Exercise directions >>
Among the lines below, list those containing the string "della".

Entries shown >>

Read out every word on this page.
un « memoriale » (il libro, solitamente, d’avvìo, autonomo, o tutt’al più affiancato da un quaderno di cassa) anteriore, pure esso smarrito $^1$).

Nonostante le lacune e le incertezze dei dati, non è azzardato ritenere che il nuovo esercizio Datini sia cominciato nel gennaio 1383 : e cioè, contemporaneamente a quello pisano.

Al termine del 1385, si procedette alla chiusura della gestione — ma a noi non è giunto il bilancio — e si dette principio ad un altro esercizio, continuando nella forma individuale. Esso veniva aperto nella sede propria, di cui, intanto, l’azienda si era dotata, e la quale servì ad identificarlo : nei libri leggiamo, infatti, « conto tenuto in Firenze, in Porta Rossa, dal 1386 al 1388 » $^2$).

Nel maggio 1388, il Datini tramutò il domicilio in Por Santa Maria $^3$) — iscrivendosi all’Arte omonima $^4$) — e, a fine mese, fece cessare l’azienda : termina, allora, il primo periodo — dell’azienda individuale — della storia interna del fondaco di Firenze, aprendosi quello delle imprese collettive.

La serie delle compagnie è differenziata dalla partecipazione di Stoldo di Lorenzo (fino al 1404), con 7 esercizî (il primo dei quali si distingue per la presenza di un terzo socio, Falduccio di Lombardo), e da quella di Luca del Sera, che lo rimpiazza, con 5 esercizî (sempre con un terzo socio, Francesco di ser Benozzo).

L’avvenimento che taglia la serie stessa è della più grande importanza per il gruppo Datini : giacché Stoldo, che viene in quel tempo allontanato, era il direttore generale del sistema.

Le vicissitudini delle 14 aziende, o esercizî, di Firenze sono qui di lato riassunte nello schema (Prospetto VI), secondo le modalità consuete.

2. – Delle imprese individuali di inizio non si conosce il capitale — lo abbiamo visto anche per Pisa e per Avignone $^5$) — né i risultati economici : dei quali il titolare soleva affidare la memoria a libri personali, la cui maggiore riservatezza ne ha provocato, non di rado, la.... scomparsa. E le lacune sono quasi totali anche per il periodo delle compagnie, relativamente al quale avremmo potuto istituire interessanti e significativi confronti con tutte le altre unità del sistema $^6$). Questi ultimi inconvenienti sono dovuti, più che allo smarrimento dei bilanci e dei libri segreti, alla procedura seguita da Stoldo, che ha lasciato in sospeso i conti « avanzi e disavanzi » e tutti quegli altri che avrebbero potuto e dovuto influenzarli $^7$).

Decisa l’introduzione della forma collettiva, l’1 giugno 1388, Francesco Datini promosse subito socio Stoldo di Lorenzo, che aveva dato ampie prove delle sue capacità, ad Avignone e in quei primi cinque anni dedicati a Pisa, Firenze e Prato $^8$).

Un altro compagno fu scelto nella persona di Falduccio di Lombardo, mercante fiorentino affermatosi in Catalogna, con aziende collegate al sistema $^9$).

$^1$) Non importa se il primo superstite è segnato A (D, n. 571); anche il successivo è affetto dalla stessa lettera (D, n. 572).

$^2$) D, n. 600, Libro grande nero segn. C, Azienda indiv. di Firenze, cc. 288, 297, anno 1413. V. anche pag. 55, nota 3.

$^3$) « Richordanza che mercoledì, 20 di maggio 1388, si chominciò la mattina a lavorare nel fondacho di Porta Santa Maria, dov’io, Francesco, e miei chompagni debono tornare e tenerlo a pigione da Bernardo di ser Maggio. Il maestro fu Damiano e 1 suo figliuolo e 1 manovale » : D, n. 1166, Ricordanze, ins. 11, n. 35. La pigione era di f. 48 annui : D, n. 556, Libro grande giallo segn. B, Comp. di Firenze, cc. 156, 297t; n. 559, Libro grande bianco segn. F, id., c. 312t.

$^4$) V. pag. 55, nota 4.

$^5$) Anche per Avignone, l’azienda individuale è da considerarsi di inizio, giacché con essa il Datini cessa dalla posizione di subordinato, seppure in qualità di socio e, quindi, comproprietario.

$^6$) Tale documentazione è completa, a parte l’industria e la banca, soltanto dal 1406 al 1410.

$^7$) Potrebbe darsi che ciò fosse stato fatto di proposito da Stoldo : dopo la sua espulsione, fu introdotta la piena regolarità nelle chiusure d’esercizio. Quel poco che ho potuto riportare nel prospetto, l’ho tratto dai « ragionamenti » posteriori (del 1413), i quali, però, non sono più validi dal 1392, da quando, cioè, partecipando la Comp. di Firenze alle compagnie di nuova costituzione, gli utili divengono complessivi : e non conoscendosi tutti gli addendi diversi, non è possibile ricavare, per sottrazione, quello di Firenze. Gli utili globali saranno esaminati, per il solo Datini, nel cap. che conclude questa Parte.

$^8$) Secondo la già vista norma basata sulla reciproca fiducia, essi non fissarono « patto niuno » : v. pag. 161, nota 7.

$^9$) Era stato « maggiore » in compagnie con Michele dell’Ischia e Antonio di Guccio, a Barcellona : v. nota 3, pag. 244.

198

Solution for this task >>
Al termine del 1385, si procedette alla chiusura della gestione — ma a noi non è giunto il bilancio — e si dette principio ad un altro esercizio, continuando nella forma individuale. Esso veniva aperto nella sede propria, di cui, intanto, l’azienda si era dotata, e la quale servì ad identificarlo : nei libri leggiamo, infatti, « conto tenuto in Firenze, in Porta Rossa, dal 1386 al 1388 » $^2$).
Nel maggio 1388, il Datini tramutò il domicilio in Por Santa Maria $^3$) — iscrivendosi all’Arte omonima $^4$) — e, a fine mese, fece cessare l’azienda : termina, allora, il primo periodo — dell’azienda individuale — della storia interna del fondaco di Firenze, aprendosi quello delle imprese collettive.
L’avvenimento che taglia la serie stessa è della più grande importanza per il gruppo Datini : giacché Stoldo, che viene in quel tempo allontanato, era il direttore generale del sistema.
Decisa l’introduzione della forma collettiva, l’1 giugno 1388, Francesco Datini promosse subito socio Stoldo di Lorenzo, che aveva dato ampie prove delle sue capacità, ad Avignone e in quei primi cinque anni dedicati a Pisa, Firenze e Prato $^8$).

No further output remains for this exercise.